• **WHAT TO PRODUCE**
Work through the listing below, copying each line that carries the word "most".

• **SUPPLIED MATERIAL**
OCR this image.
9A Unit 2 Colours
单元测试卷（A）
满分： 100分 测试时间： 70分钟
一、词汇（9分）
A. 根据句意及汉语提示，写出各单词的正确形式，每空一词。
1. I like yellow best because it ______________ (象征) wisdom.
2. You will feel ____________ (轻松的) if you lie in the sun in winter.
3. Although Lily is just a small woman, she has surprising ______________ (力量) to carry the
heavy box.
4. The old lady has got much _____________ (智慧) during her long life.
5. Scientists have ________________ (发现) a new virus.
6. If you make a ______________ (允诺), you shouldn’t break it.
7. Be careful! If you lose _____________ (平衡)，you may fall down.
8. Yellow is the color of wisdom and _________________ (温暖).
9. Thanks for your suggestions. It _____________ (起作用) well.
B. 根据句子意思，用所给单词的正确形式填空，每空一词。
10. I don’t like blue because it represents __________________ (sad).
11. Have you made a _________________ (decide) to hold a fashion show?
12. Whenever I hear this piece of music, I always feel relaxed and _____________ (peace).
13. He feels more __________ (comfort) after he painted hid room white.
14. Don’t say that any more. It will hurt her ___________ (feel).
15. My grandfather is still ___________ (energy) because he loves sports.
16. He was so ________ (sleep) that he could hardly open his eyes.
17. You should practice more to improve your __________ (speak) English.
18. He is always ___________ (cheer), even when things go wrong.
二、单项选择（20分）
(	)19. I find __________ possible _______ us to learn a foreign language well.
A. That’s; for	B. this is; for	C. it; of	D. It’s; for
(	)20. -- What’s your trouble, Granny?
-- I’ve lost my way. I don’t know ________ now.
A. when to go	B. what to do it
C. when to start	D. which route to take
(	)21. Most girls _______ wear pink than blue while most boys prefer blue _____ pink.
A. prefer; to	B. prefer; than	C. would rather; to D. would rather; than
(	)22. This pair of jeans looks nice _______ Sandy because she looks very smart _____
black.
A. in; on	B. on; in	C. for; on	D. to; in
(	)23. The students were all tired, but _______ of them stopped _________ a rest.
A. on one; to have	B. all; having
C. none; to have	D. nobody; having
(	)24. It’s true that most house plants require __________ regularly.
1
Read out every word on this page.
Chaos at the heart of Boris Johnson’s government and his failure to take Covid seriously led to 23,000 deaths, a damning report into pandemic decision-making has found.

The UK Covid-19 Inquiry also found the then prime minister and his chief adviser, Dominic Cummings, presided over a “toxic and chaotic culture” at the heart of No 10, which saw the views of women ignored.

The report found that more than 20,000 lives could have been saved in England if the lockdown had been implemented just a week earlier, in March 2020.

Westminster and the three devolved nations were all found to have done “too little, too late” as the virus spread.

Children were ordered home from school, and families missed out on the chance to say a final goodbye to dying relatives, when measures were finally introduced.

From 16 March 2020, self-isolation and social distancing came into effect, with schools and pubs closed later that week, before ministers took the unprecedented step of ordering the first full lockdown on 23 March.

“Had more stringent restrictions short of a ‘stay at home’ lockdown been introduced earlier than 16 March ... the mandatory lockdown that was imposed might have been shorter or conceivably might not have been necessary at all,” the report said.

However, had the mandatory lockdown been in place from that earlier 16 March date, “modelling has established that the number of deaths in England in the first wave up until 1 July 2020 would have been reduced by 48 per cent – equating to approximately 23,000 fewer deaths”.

• **RESPONSE TO THE EXERCISE**
(	)21. Most girls _______ wear pink than blue while most boys prefer blue _____ pink.
(	)24. It’s true that most house plants require __________ regularly.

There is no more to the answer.